▸ SHORT TASK:
Search the data for the word "What" and copy every line where it occurs.

▸ SUPPLIED MATERIAL:
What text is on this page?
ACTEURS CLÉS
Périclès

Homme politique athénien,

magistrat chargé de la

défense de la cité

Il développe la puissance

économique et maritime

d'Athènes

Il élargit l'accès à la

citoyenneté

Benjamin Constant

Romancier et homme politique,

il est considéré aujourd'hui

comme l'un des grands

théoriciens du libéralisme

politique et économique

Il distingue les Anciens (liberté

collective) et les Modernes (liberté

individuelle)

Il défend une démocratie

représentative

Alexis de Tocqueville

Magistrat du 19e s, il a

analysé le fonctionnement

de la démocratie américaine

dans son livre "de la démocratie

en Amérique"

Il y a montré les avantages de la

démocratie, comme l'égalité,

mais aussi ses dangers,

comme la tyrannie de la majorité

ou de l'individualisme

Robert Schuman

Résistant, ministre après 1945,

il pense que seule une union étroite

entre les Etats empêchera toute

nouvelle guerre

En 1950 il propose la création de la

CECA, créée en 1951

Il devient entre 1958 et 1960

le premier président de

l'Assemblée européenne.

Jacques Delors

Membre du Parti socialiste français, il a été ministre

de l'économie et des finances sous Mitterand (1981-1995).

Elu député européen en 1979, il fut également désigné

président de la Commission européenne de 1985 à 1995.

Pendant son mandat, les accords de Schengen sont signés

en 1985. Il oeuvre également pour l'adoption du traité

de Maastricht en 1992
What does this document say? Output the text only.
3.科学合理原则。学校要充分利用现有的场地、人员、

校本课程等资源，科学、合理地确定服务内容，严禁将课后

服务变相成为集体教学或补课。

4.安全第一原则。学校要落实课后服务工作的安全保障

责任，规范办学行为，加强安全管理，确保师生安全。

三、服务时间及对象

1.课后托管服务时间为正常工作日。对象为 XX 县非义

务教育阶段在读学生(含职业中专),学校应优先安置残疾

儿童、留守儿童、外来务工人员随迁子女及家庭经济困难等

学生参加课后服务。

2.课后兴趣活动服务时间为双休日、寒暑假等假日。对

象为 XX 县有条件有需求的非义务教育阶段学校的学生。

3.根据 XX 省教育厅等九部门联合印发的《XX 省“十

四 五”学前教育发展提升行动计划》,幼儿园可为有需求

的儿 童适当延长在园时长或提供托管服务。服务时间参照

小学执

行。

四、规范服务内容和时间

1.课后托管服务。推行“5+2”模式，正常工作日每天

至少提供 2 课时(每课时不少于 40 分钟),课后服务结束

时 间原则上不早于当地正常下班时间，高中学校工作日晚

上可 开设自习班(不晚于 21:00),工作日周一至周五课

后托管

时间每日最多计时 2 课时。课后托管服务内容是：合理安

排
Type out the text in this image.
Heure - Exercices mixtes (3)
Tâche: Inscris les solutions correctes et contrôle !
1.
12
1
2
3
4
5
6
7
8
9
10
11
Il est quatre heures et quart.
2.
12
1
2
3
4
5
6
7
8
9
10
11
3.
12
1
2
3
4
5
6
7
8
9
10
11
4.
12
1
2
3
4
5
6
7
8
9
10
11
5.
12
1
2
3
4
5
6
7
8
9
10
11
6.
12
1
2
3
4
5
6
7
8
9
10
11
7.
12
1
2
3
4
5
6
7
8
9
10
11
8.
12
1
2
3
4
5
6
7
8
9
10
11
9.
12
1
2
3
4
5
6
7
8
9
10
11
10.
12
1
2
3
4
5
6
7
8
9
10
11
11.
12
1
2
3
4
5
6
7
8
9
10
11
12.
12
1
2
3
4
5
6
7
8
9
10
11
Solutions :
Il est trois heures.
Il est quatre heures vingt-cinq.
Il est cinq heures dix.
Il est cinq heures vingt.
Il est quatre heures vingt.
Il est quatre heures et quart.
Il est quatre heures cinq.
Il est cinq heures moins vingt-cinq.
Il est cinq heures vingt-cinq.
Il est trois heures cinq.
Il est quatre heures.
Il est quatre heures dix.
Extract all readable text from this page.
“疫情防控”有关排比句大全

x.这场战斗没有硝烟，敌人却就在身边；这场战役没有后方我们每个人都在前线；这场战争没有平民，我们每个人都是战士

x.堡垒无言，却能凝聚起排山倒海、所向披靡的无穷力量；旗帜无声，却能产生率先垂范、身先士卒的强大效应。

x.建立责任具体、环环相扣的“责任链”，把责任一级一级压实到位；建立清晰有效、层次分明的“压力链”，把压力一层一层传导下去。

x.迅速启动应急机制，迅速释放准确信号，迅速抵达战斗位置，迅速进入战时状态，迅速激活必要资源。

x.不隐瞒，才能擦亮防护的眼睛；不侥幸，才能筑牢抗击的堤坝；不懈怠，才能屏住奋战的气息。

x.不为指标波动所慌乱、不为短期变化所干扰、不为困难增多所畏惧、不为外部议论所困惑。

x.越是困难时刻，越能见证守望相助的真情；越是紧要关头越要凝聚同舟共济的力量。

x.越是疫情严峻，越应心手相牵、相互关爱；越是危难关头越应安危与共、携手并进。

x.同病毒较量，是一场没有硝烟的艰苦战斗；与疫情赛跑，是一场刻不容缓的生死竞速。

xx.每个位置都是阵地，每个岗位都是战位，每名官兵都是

▸ THE OUTPUT:
What text is on this page?
What does this document say? Output the text only.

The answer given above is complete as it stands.